[Task inputs start]

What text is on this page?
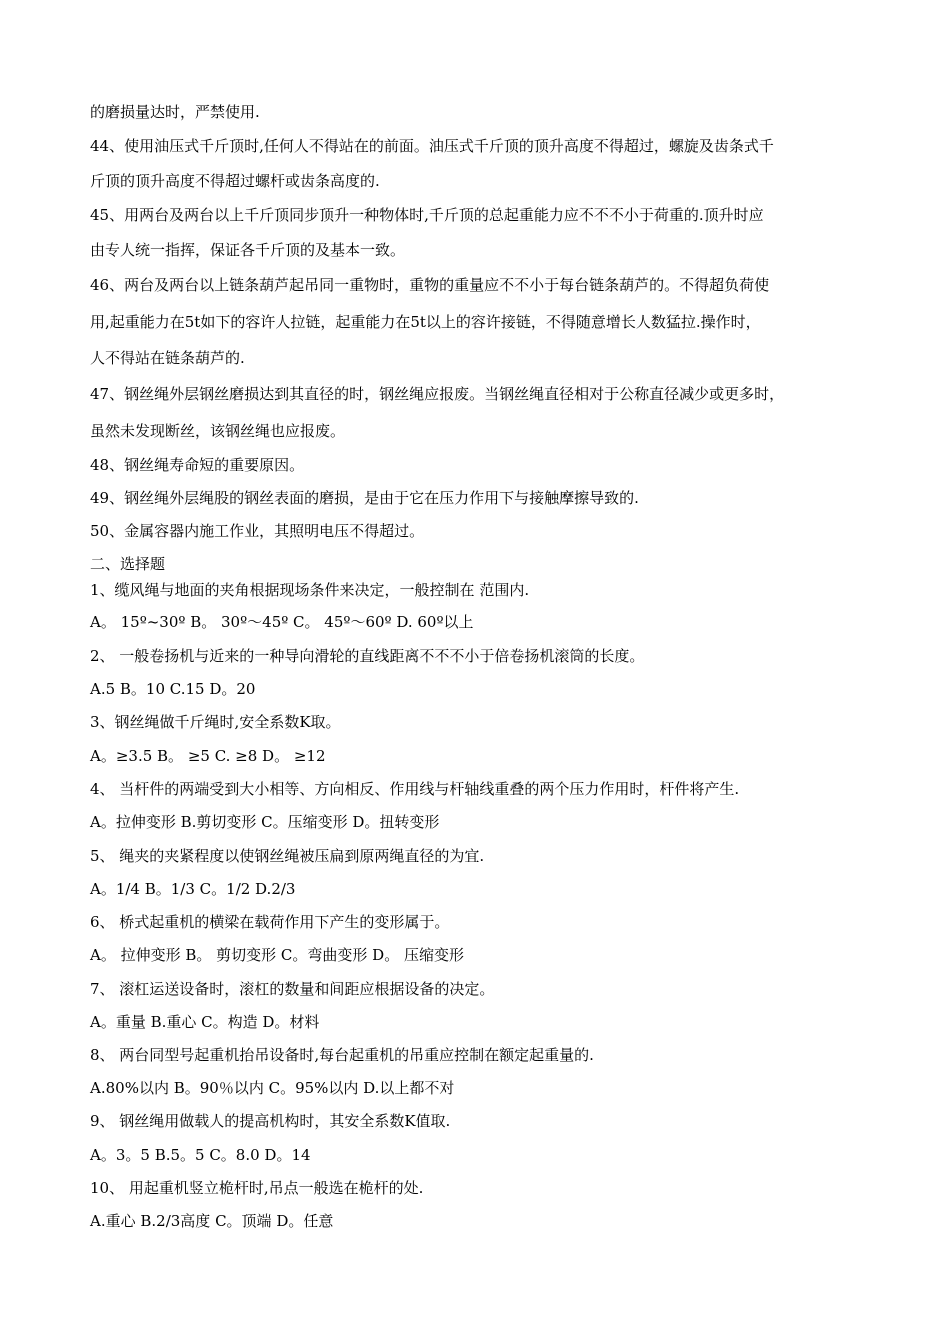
的磨损量达时，严禁使用.
44、使用油压式千斤顶时,任何人不得站在的前面。油压式千斤顶的顶升高度不得超过，螺旋及齿条式千
斤顶的顶升高度不得超过螺杆或齿条高度的.
45、用两台及两台以上千斤顶同步顶升一种物体时,千斤顶的总起重能力应不不不小于荷重的.顶升时应
由专人统一指挥，保证各千斤顶的及基本一致。
46、两台及两台以上链条葫芦起吊同一重物时，重物的重量应不不小于每台链条葫芦的。不得超负荷使
用,起重能力在5t如下的容许人拉链，起重能力在5t以上的容许接链，不得随意增长人数猛拉.操作时，
人不得站在链条葫芦的.
47、钢丝绳外层钢丝磨损达到其直径的时，钢丝绳应报废。当钢丝绳直径相对于公称直径减少或更多时，
虽然未发现断丝，该钢丝绳也应报废。
48、钢丝绳寿命短的重要原因。
49、钢丝绳外层绳股的钢丝表面的磨损，是由于它在压力作用下与接触摩擦导致的.
50、金属容器内施工作业，其照明电压不得超过。
二、选择题
1、缆风绳与地面的夹角根据现场条件来决定，一般控制在 范围内.
A。 15º~30º B。 30º～45º C。 45º～60º D. 60º以上
2、 一般卷扬机与近来的一种导向滑轮的直线距离不不不小于倍卷扬机滚筒的长度。
A.5 B。10 C.15 D。20
3、钢丝绳做千斤绳时,安全系数K取。
A。≥3.5 B。 ≥5 C. ≥8 D。 ≥12
4、 当杆件的两端受到大小相等、方向相反、作用线与杆轴线重叠的两个压力作用时，杆件将产生.
A。拉伸变形 B.剪切变形 C。压缩变形 D。扭转变形
5、 绳夹的夹紧程度以使钢丝绳被压扁到原两绳直径的为宜.
A。1/4 B。1/3 C。1/2 D.2/3
6、 桥式起重机的横梁在载荷作用下产生的变形属于。
A。 拉伸变形 B。 剪切变形 C。弯曲变形 D。 压缩变形
7、 滚杠运送设备时，滚杠的数量和间距应根据设备的决定。
A。重量 B.重心 C。构造 D。材料
8、 两台同型号起重机抬吊设备时,每台起重机的吊重应控制在额定起重量的.
A.80%以内 B。90％以内 C。95%以内 D.以上都不对
9、 钢丝绳用做载人的提高机构时，其安全系数K值取.
A。3。5 B.5。5 C。8.0 D。14
10、 用起重机竖立桅杆时,吊点一般选在桅杆的处.
A.重心 B.2/3高度 C。顶端 D。任意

[Task inputs end]

- Task requirements
Write out the entries above verbatim; the pictures do not belong in your copy.

- Result of the exercise
What text is on this page?
的磨损量达时，严禁使用.
44、使用油压式千斤顶时,任何人不得站在的前面。油压式千斤顶的顶升高度不得超过，螺旋及齿条式千
斤顶的顶升高度不得超过螺杆或齿条高度的.
45、用两台及两台以上千斤顶同步顶升一种物体时,千斤顶的总起重能力应不不不小于荷重的.顶升时应
由专人统一指挥，保证各千斤顶的及基本一致。
46、两台及两台以上链条葫芦起吊同一重物时，重物的重量应不不小于每台链条葫芦的。不得超负荷使
用,起重能力在5t如下的容许人拉链，起重能力在5t以上的容许接链，不得随意增长人数猛拉.操作时，
人不得站在链条葫芦的.
47、钢丝绳外层钢丝磨损达到其直径的时，钢丝绳应报废。当钢丝绳直径相对于公称直径减少或更多时，
虽然未发现断丝，该钢丝绳也应报废。
48、钢丝绳寿命短的重要原因。
49、钢丝绳外层绳股的钢丝表面的磨损，是由于它在压力作用下与接触摩擦导致的.
50、金属容器内施工作业，其照明电压不得超过。
二、选择题
1、缆风绳与地面的夹角根据现场条件来决定，一般控制在 范围内.
A。 15º~30º B。 30º～45º C。 45º～60º D. 60º以上
2、 一般卷扬机与近来的一种导向滑轮的直线距离不不不小于倍卷扬机滚筒的长度。
A.5 B。10 C.15 D。20
3、钢丝绳做千斤绳时,安全系数K取。
A。≥3.5 B。 ≥5 C. ≥8 D。 ≥12
4、 当杆件的两端受到大小相等、方向相反、作用线与杆轴线重叠的两个压力作用时，杆件将产生.
A。拉伸变形 B.剪切变形 C。压缩变形 D。扭转变形
5、 绳夹的夹紧程度以使钢丝绳被压扁到原两绳直径的为宜.
A。1/4 B。1/3 C。1/2 D.2/3
6、 桥式起重机的横梁在载荷作用下产生的变形属于。
A。 拉伸变形 B。 剪切变形 C。弯曲变形 D。 压缩变形
7、 滚杠运送设备时，滚杠的数量和间距应根据设备的决定。
A。重量 B.重心 C。构造 D。材料
8、 两台同型号起重机抬吊设备时,每台起重机的吊重应控制在额定起重量的.
A.80%以内 B。90％以内 C。95%以内 D.以上都不对
9、 钢丝绳用做载人的提高机构时，其安全系数K值取.
A。3。5 B.5。5 C。8.0 D。14
10、 用起重机竖立桅杆时,吊点一般选在桅杆的处.
A.重心 B.2/3高度 C。顶端 D。任意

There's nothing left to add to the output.